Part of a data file
━━━━━━━━

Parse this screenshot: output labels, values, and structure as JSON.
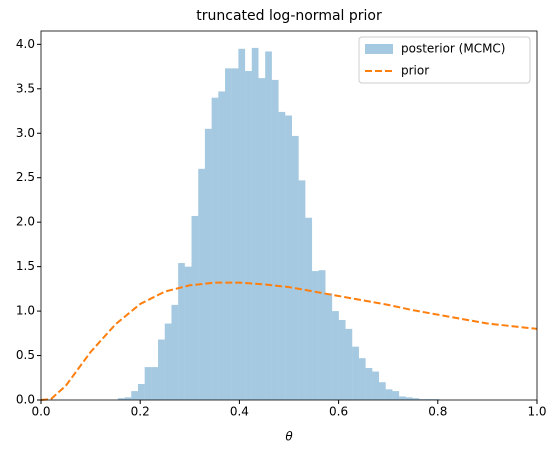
{
  "chart_data": {
    "type": "histogram",
    "title": "truncated log-normal prior",
    "xlabel": "θ",
    "xlim": [
      0,
      1
    ],
    "ylim": [
      0,
      4.15
    ],
    "xticks": [
      {
        "value": 0,
        "label": "0.0"
      },
      0.2,
      0.4,
      0.6,
      0.8,
      {
        "value": 1,
        "label": "1.0"
      }
    ],
    "yticks": [
      {
        "value": 0,
        "label": "0.0"
      },
      0.5,
      {
        "value": 1,
        "label": "1.0"
      },
      1.5,
      {
        "value": 2,
        "label": "2.0"
      },
      2.5,
      {
        "value": 3,
        "label": "3.0"
      },
      3.5,
      {
        "value": 4,
        "label": "4.0"
      }
    ],
    "legend": "upper right",
    "series": [
      {
        "name": "posterior (MCMC)",
        "type": "histogram",
        "color": "#1f77b4",
        "alpha": 0.4,
        "bins": [
          0.155,
          0.1685,
          0.182,
          0.1955,
          0.209,
          0.2225,
          0.236,
          0.2495,
          0.263,
          0.2765,
          0.29,
          0.3035,
          0.317,
          0.3305,
          0.344,
          0.3575,
          0.371,
          0.3845,
          0.398,
          0.4115,
          0.425,
          0.4385,
          0.452,
          0.4655,
          0.479,
          0.4925,
          0.506,
          0.5195,
          0.533,
          0.5465,
          0.56,
          0.5735,
          0.587,
          0.6005,
          0.614,
          0.6275,
          0.641,
          0.6545,
          0.668,
          0.6815,
          0.695,
          0.7085,
          0.722,
          0.7355,
          0.749,
          0.7625,
          0.776,
          0.7895,
          0.803
        ],
        "values": [
          0.02,
          0.03,
          0.1,
          0.18,
          0.37,
          0.37,
          0.68,
          0.86,
          1.07,
          1.54,
          1.5,
          2.07,
          2.6,
          3.05,
          3.4,
          3.47,
          3.73,
          3.73,
          3.95,
          3.7,
          3.96,
          3.62,
          3.92,
          3.6,
          3.24,
          3.2,
          2.97,
          2.47,
          2.05,
          1.45,
          1.46,
          1.2,
          1.0,
          0.9,
          0.8,
          0.6,
          0.47,
          0.36,
          0.32,
          0.2,
          0.12,
          0.1,
          0.04,
          0.03,
          0.02,
          0.01,
          0.01,
          0.01
        ]
      },
      {
        "name": "prior",
        "type": "line",
        "color": "#ff7f0e",
        "dashed": true,
        "x": [
          0,
          0.02,
          0.05,
          0.1,
          0.15,
          0.2,
          0.25,
          0.3,
          0.35,
          0.4,
          0.45,
          0.5,
          0.55,
          0.6,
          0.65,
          0.7,
          0.75,
          0.8,
          0.85,
          0.9,
          0.95,
          1.0
        ],
        "values": [
          0,
          0.01,
          0.16,
          0.54,
          0.85,
          1.08,
          1.22,
          1.29,
          1.32,
          1.32,
          1.3,
          1.27,
          1.22,
          1.17,
          1.12,
          1.07,
          1.01,
          0.96,
          0.91,
          0.86,
          0.83,
          0.8
        ]
      }
    ]
  }
}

━━━━━━━━

Output the entries above exactly. Drop the pictures.

→ **FINAL RESULT**
Parse this screenshot: output labels, values, and structure as JSON.
{
  "chart_data": {
    "type": "histogram",
    "title": "truncated log-normal prior",
    "xlabel": "θ",
    "xlim": [
      0,
      1
    ],
    "ylim": [
      0,
      4.15
    ],
    "xticks": [
      {
        "value": 0,
        "label": "0.0"
      },
      0.2,
      0.4,
      0.6,
      0.8,
      {
        "value": 1,
        "label": "1.0"
      }
    ],
    "yticks": [
      {
        "value": 0,
        "label": "0.0"
      },
      0.5,
      {
        "value": 1,
        "label": "1.0"
      },
      1.5,
      {
        "value": 2,
        "label": "2.0"
      },
      2.5,
      {
        "value": 3,
        "label": "3.0"
      },
      3.5,
      {
        "value": 4,
        "label": "4.0"
      }
    ],
    "legend": "upper right",
    "series": [
      {
        "name": "posterior (MCMC)",
        "type": "histogram",
        "color": "#1f77b4",
        "alpha": 0.4,
        "bins": [
          0.155,
          0.1685,
          0.182,
          0.1955,
          0.209,
          0.2225,
          0.236,
          0.2495,
          0.263,
          0.2765,
          0.29,
          0.3035,
          0.317,
          0.3305,
          0.344,
          0.3575,
          0.371,
          0.3845,
          0.398,
          0.4115,
          0.425,
          0.4385,
          0.452,
          0.4655,
          0.479,
          0.4925,
          0.506,
          0.5195,
          0.533,
          0.5465,
          0.56,
          0.5735,
          0.587,
          0.6005,
          0.614,
          0.6275,
          0.641,
          0.6545,
          0.668,
          0.6815,
          0.695,
          0.7085,
          0.722,
          0.7355,
          0.749,
          0.7625,
          0.776,
          0.7895,
          0.803
        ],
        "values": [
          0.02,
          0.03,
          0.1,
          0.18,
          0.37,
          0.37,
          0.68,
          0.86,
          1.07,
          1.54,
          1.5,
          2.07,
          2.6,
          3.05,
          3.4,
          3.47,
          3.73,
          3.73,
          3.95,
          3.7,
          3.96,
          3.62,
          3.92,
          3.6,
          3.24,
          3.2,
          2.97,
          2.47,
          2.05,
          1.45,
          1.46,
          1.2,
          1.0,
          0.9,
          0.8,
          0.6,
          0.47,
          0.36,
          0.32,
          0.2,
          0.12,
          0.1,
          0.04,
          0.03,
          0.02,
          0.01,
          0.01,
          0.01
        ]
      },
      {
        "name": "prior",
        "type": "line",
        "color": "#ff7f0e",
        "dashed": true,
        "x": [
          0,
          0.02,
          0.05,
          0.1,
          0.15,
          0.2,
          0.25,
          0.3,
          0.35,
          0.4,
          0.45,
          0.5,
          0.55,
          0.6,
          0.65,
          0.7,
          0.75,
          0.8,
          0.85,
          0.9,
          0.95,
          1.0
        ],
        "values": [
          0,
          0.01,
          0.16,
          0.54,
          0.85,
          1.08,
          1.22,
          1.29,
          1.32,
          1.32,
          1.3,
          1.27,
          1.22,
          1.17,
          1.12,
          1.07,
          1.01,
          0.96,
          0.91,
          0.86,
          0.83,
          0.8
        ]
      }
    ]
  }
}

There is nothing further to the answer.